Collected data entries:
^^^^^^^^

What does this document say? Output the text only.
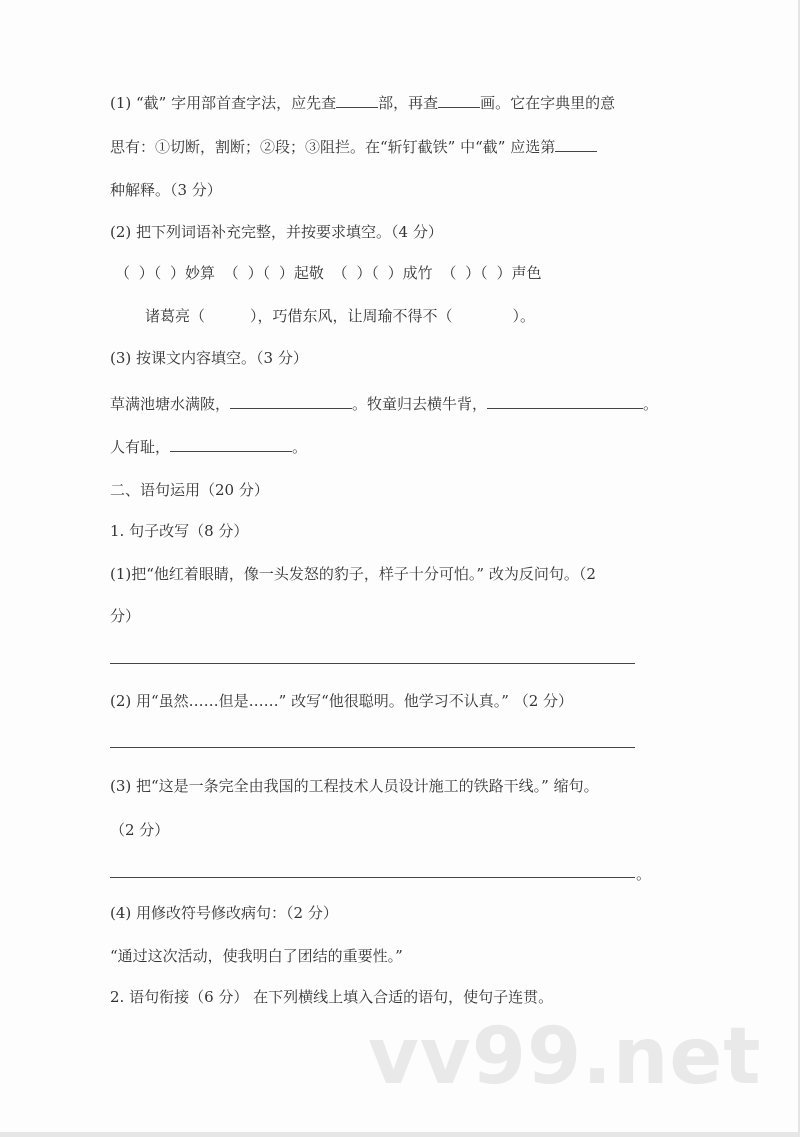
(1) “截” 字用部首查字法，应先查	部，再查	画。它在字典里的意
思有：①切断，割断；②段；③阻拦。在“斩钉截铁” 中“截” 应选第
种解释。（3 分）
(2) 把下列词语补充完整，并按要求填空。（4 分）
（ ）（ ）妙算 （ ）（ ）起敬 （ ）（ ）成竹 （ ）（ ）声色
诸葛亮（　　　），巧借东风，让周瑜不得不（　　　　）。
(3) 按课文内容填空。（3 分）
草满池塘水满陂，	。牧童归去横牛背，	。
人有耻，	。
二、语句运用（20 分）
1. 句子改写（8 分）
(1)把“他红着眼睛，像一头发怒的豹子，样子十分可怕。” 改为反问句。（2
分）
(2) 用“虽然……但是……” 改写“他很聪明。他学习不认真。” （2 分）
(3) 把“这是一条完全由我国的工程技术人员设计施工的铁路干线。” 缩句。
（2 分）
。
(4) 用修改符号修改病句：（2 分）
“通过这次活动，使我明白了团结的重要性。”
2. 语句衔接（6 分） 在下列横线上填入合适的语句，使句子连贯。
vv99.net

^^^^^^^^

Repeat each entry exactly as it appears; skip any picture.

# TASK RESULT:
What does this document say? Output the text only.
(1) “截” 字用部首查字法，应先查	部，再查	画。它在字典里的意
思有：①切断，割断；②段；③阻拦。在“斩钉截铁” 中“截” 应选第
种解释。（3 分）
(2) 把下列词语补充完整，并按要求填空。（4 分）
（ ）（ ）妙算 （ ）（ ）起敬 （ ）（ ）成竹 （ ）（ ）声色
诸葛亮（　　　），巧借东风，让周瑜不得不（　　　　）。
(3) 按课文内容填空。（3 分）
草满池塘水满陂，	。牧童归去横牛背，	。
人有耻，	。
二、语句运用（20 分）
1. 句子改写（8 分）
(1)把“他红着眼睛，像一头发怒的豹子，样子十分可怕。” 改为反问句。（2
分）
(2) 用“虽然……但是……” 改写“他很聪明。他学习不认真。” （2 分）
(3) 把“这是一条完全由我国的工程技术人员设计施工的铁路干线。” 缩句。
（2 分）
。
(4) 用修改符号修改病句：（2 分）
“通过这次活动，使我明白了团结的重要性。”
2. 语句衔接（6 分） 在下列横线上填入合适的语句，使句子连贯。
vv99.net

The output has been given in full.